(Dataset items)
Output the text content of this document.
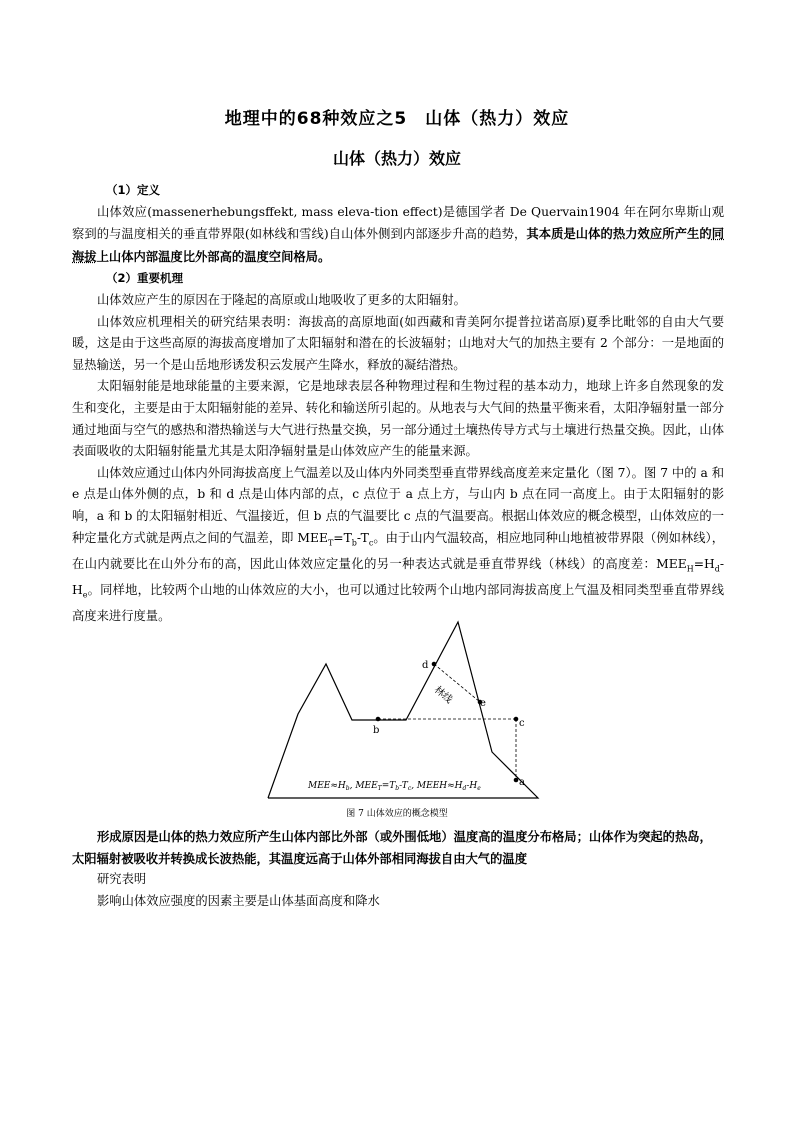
地理中的68种效应之5　山体（热力）效应
山体（热力）效应

（1）定义

山体效应(massenerhebungsffekt, mass eleva-tion effect)是德国学者 De Quervain1904 年在阿尔卑斯山观察到的与温度相关的垂直带界限(如林线和雪线)自山体外侧到内部逐步升高的趋势，其本质是山体的热力效应所产生的同海拔上山体内部温度比外部高的温度空间格局。

（2）重要机理

山体效应产生的原因在于隆起的高原或山地吸收了更多的太阳辐射。

山体效应机理相关的研究结果表明：海拔高的高原地面(如西藏和青美阿尔提普拉诺高原)夏季比毗邻的自由大气要暖，这是由于这些高原的海拔高度增加了太阳辐射和潜在的长波辐射；山地对大气的加热主要有 2 个部分：一是地面的显热输送，另一个是山岳地形诱发积云发展产生降水，释放的凝结潜热。

太阳辐射能是地球能量的主要来源，它是地球表层各种物理过程和生物过程的基本动力，地球上许多自然现象的发生和变化，主要是由于太阳辐射能的差异、转化和输送所引起的。从地表与大气间的热量平衡来看，太阳净辐射量一部分通过地面与空气的感热和潜热输送与大气进行热量交换，另一部分通过土壤热传导方式与土壤进行热量交换。因此，山体表面吸收的太阳辐射能量尤其是太阳净辐射量是山体效应产生的能量来源。

山体效应通过山体内外同海拔高度上气温差以及山体内外同类型垂直带界线高度差来定量化（图 7）。图 7 中的 a 和 e 点是山体外侧的点，b 和 d 点是山体内部的点，c 点位于 a 点上方，与山内 b 点在同一高度上。由于太阳辐射的影响，a 和 b 的太阳辐射相近、气温接近，但 b 点的气温要比 c 点的气温要高。根据山体效应的概念模型，山体效应的一种定量化方式就是两点之间的气温差，即 $MEE_T=T_b-T_c$。由于山内气温较高，相应地同种山地植被带界限（例如林线），在山内就要比在山外分布的高，因此山体效应定量化的另一种表达式就是垂直带界线（林线）的高度差：$MEE_H=H_d-H_e$。同样地，比较两个山地的山体效应的大小，也可以通过比较两个山地内部同海拔高度上气温及相同类型垂直带界线高度来进行度量。

b
c
d
e
a
林线
$MEE\approx H_b$, $MEE_T=T_b-T_c$, $MEEH\approx H_d-H_e$
图 7 山体效应的概念模型

形成原因是山体的热力效应所产生山体内部比外部（或外围低地）温度高的温度分布格局；山体作为突起的热岛，太阳辐射被吸收并转换成长波热能，其温度远高于山体外部相同海拔自由大气的温度

研究表明

影响山体效应强度的因素主要是山体基面高度和降水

> **WHAT YOU WILL DO**: Quote the preceding listing precisely and completely, omitting its images.

> **RESPONSE BELOW**:
Output the text content of this document.
地理中的68种效应之5　山体（热力）效应
山体（热力）效应

（1）定义

山体效应(massenerhebungsffekt, mass eleva-tion effect)是德国学者 De Quervain1904 年在阿尔卑斯山观察到的与温度相关的垂直带界限(如林线和雪线)自山体外侧到内部逐步升高的趋势，其本质是山体的热力效应所产生的同海拔上山体内部温度比外部高的温度空间格局。

（2）重要机理

山体效应产生的原因在于隆起的高原或山地吸收了更多的太阳辐射。

山体效应机理相关的研究结果表明：海拔高的高原地面(如西藏和青美阿尔提普拉诺高原)夏季比毗邻的自由大气要暖，这是由于这些高原的海拔高度增加了太阳辐射和潜在的长波辐射；山地对大气的加热主要有 2 个部分：一是地面的显热输送，另一个是山岳地形诱发积云发展产生降水，释放的凝结潜热。

太阳辐射能是地球能量的主要来源，它是地球表层各种物理过程和生物过程的基本动力，地球上许多自然现象的发生和变化，主要是由于太阳辐射能的差异、转化和输送所引起的。从地表与大气间的热量平衡来看，太阳净辐射量一部分通过地面与空气的感热和潜热输送与大气进行热量交换，另一部分通过土壤热传导方式与土壤进行热量交换。因此，山体表面吸收的太阳辐射能量尤其是太阳净辐射量是山体效应产生的能量来源。

山体效应通过山体内外同海拔高度上气温差以及山体内外同类型垂直带界线高度差来定量化（图 7）。图 7 中的 a 和 e 点是山体外侧的点，b 和 d 点是山体内部的点，c 点位于 a 点上方，与山内 b 点在同一高度上。由于太阳辐射的影响，a 和 b 的太阳辐射相近、气温接近，但 b 点的气温要比 c 点的气温要高。根据山体效应的概念模型，山体效应的一种定量化方式就是两点之间的气温差，即 $MEE_T=T_b-T_c$。由于山内气温较高，相应地同种山地植被带界限（例如林线），在山内就要比在山外分布的高，因此山体效应定量化的另一种表达式就是垂直带界线（林线）的高度差：$MEE_H=H_d-H_e$。同样地，比较两个山地的山体效应的大小，也可以通过比较两个山地内部同海拔高度上气温及相同类型垂直带界线高度来进行度量。

b
c
d
e
a
林线
$MEE\approx H_b$, $MEE_T=T_b-T_c$, $MEEH\approx H_d-H_e$
图 7 山体效应的概念模型

形成原因是山体的热力效应所产生山体内部比外部（或外围低地）温度高的温度分布格局；山体作为突起的热岛，太阳辐射被吸收并转换成长波热能，其温度远高于山体外部相同海拔自由大气的温度

研究表明

影响山体效应强度的因素主要是山体基面高度和降水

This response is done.